- **STATED PROBLEM**: Can you rewrite all of the entries below with every "legend-swatch" changed to "legend-marker" and nothing else altered? Leave the pictures out of your version.

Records
-------------------------
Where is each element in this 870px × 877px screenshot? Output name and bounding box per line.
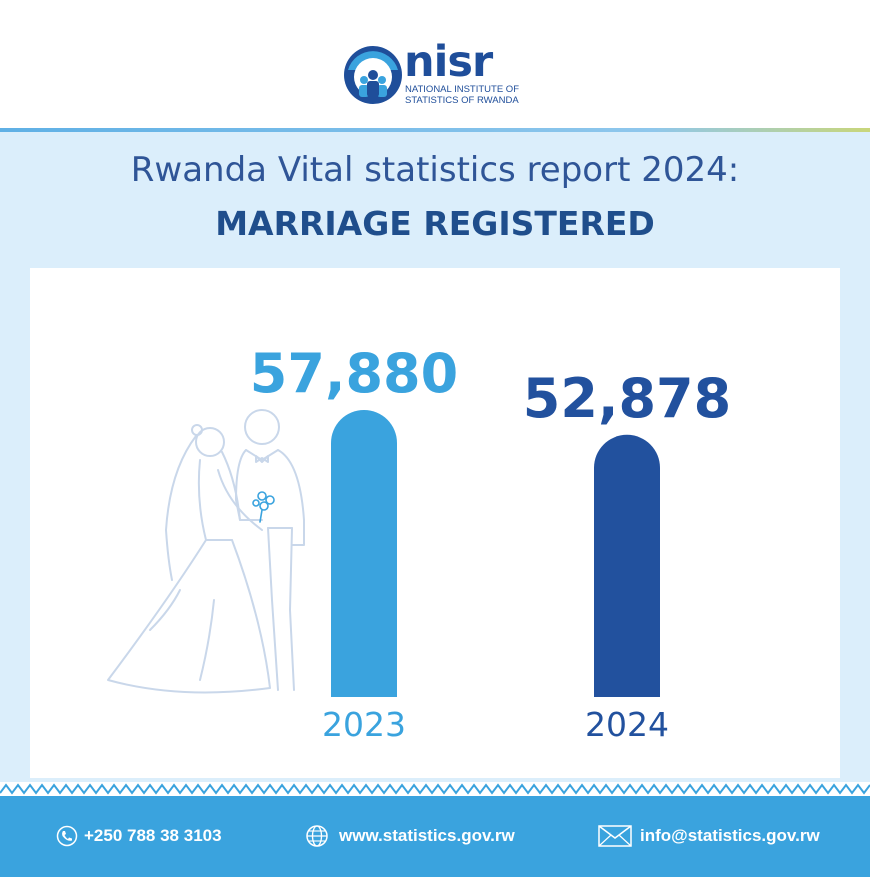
logo-subtitle: NATIONAL INSTITUTE OF STATISTICS OF RWAN… [405, 84, 519, 106]
page-title: Rwanda Vital statistics report 2024: [130, 150, 740, 190]
logo-emblem-icon [344, 46, 402, 104]
footer-email-text: info@statistics.gov.rw [640, 826, 820, 845]
footer-phone[interactable]: +250 788 38 3103 [56, 824, 222, 848]
footer [0, 796, 870, 877]
footer-website-text: www.statistics.gov.rw [339, 826, 515, 845]
logo-wordmark: nisr [404, 37, 493, 87]
header: nisr NATIONAL INSTITUTE OF STATISTICS OF… [0, 0, 870, 128]
decorative-pattern [0, 782, 870, 796]
logo-subtitle-line2: STATISTICS OF RWANDA [405, 95, 519, 106]
chart-card [30, 268, 840, 778]
phone-icon [56, 825, 78, 847]
globe-icon [306, 825, 328, 847]
mail-icon [598, 825, 632, 847]
footer-phone-text: +250 788 38 3103 [84, 826, 222, 845]
footer-email[interactable]: info@statistics.gov.rw [598, 824, 820, 848]
logo-subtitle-line1: NATIONAL INSTITUTE OF [405, 84, 520, 95]
page-subtitle: MARRIAGE REGISTERED [215, 204, 655, 243]
footer-website[interactable]: www.statistics.gov.rw [305, 824, 515, 848]
nisr-logo: nisr NATIONAL INSTITUTE OF STATISTICS OF… [342, 38, 532, 108]
header-divider [0, 128, 870, 132]
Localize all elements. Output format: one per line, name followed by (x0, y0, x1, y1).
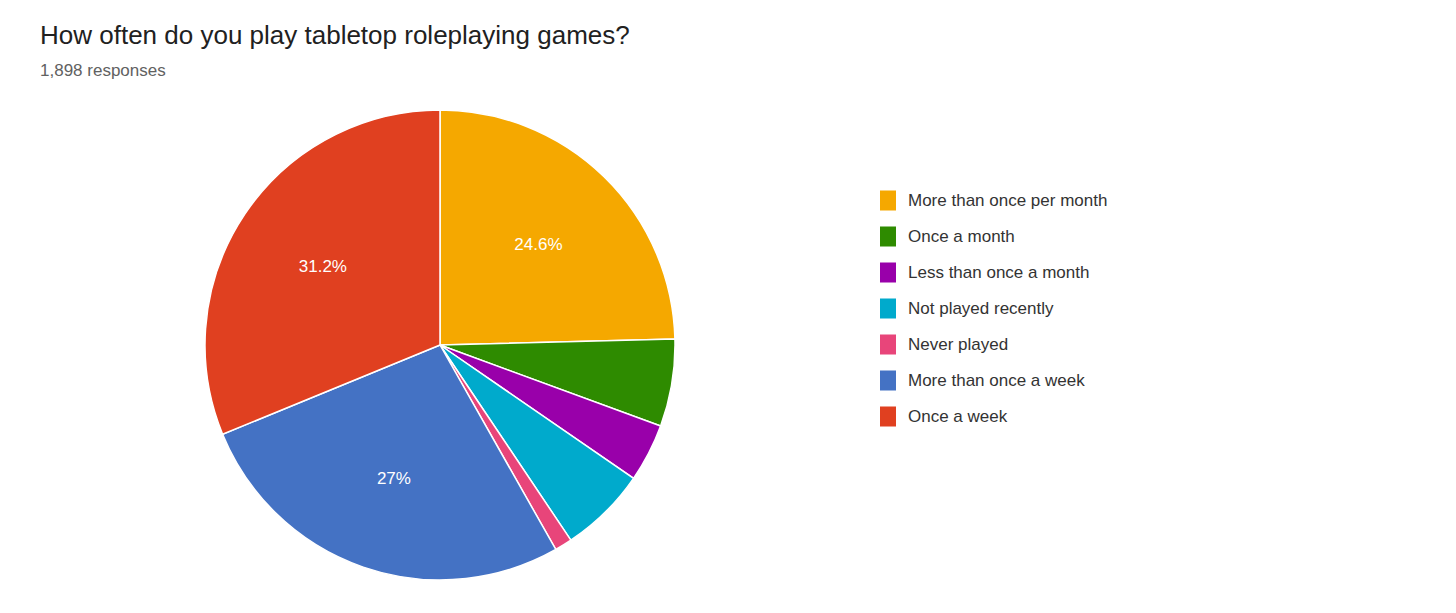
legend-label: Once a month (908, 227, 1015, 246)
legend-label: Once a week (908, 407, 1008, 426)
legend-label: Less than once a month (908, 263, 1089, 282)
title: How often do you play tabletop roleplayi… (40, 20, 630, 50)
chart: How often do you play tabletop roleplayi… (0, 0, 1456, 613)
data-label: 24.6% (514, 235, 562, 254)
legend-swatch (880, 371, 896, 391)
slice (205, 110, 440, 434)
slices (205, 110, 675, 580)
legend-label: Never played (908, 335, 1008, 354)
legend: More than once per month Once a month Less… (880, 191, 1107, 427)
legend-swatch (880, 335, 896, 355)
legend-label: More than once per month (908, 191, 1107, 210)
legend-swatch (880, 299, 896, 319)
legend-swatch (880, 407, 896, 427)
data-label: 31.2% (299, 257, 347, 276)
background (0, 0, 1456, 613)
legend-label: Not played recently (908, 299, 1054, 318)
legend-label: More than once a week (908, 371, 1085, 390)
subtitle: 1,898 responses (40, 61, 166, 80)
data-label: 27% (377, 469, 411, 488)
legend-swatch (880, 227, 896, 247)
legend-swatch (880, 191, 896, 211)
legend-swatch (880, 263, 896, 283)
data-labels: 24.6% 27% 31.2% (299, 235, 563, 488)
slice (440, 110, 675, 345)
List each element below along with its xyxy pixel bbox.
-------------------------
- **TASK OUTPUT**:
Where is each element in this 870px × 877px screenshot? Output name and bounding box per line.
logo-subtitle: NATIONAL INSTITUTE OF STATISTICS OF RWAN… [405, 84, 519, 106]
page-title: Rwanda Vital statistics report 2024: [130, 150, 740, 190]
logo-emblem-icon [344, 46, 402, 104]
footer-email-text: info@statistics.gov.rw [640, 826, 820, 845]
footer-phone[interactable]: +250 788 38 3103 [56, 824, 222, 848]
footer [0, 796, 870, 877]
footer-website-text: www.statistics.gov.rw [339, 826, 515, 845]
logo-wordmark: nisr [404, 37, 493, 87]
header: nisr NATIONAL INSTITUTE OF STATISTICS OF… [0, 0, 870, 128]
decorative-pattern [0, 782, 870, 796]
logo-subtitle-line2: STATISTICS OF RWANDA [405, 95, 519, 106]
chart-card [30, 268, 840, 778]
phone-icon [56, 825, 78, 847]
globe-icon [306, 825, 328, 847]
mail-icon [598, 825, 632, 847]
footer-phone-text: +250 788 38 3103 [84, 826, 222, 845]
footer-email[interactable]: info@statistics.gov.rw [598, 824, 820, 848]
logo-subtitle-line1: NATIONAL INSTITUTE OF [405, 84, 520, 95]
page-subtitle: MARRIAGE REGISTERED [215, 204, 655, 243]
footer-website[interactable]: www.statistics.gov.rw [305, 824, 515, 848]
nisr-logo: nisr NATIONAL INSTITUTE OF STATISTICS OF… [342, 38, 532, 108]
header-divider [0, 128, 870, 132]
Localize all elements. Output format: one per line, name followed by (x0, y0, x1, y1).
legend-label: Once a month (908, 227, 1015, 246)
legend-label: Once a week (908, 407, 1008, 426)
legend-label: Less than once a month (908, 263, 1089, 282)
title: How often do you play tabletop roleplayi… (40, 20, 630, 50)
chart: How often do you play tabletop roleplayi… (0, 0, 1456, 613)
data-label: 24.6% (514, 235, 562, 254)
legend-marker (880, 371, 896, 391)
slice (205, 110, 440, 434)
slices (205, 110, 675, 580)
legend-label: Never played (908, 335, 1008, 354)
legend: More than once per month Once a month Less… (880, 191, 1107, 427)
legend-marker (880, 335, 896, 355)
legend-label: More than once per month (908, 191, 1107, 210)
legend-marker (880, 299, 896, 319)
legend-marker (880, 407, 896, 427)
data-label: 31.2% (299, 257, 347, 276)
background (0, 0, 1456, 613)
legend-label: Not played recently (908, 299, 1054, 318)
legend-label: More than once a week (908, 371, 1085, 390)
subtitle: 1,898 responses (40, 61, 166, 80)
data-label: 27% (377, 469, 411, 488)
legend-marker (880, 227, 896, 247)
legend-marker (880, 191, 896, 211)
legend-marker (880, 263, 896, 283)
data-labels: 24.6% 27% 31.2% (299, 235, 563, 488)
slice (440, 110, 675, 345)
List each element below along with its xyxy pixel bbox.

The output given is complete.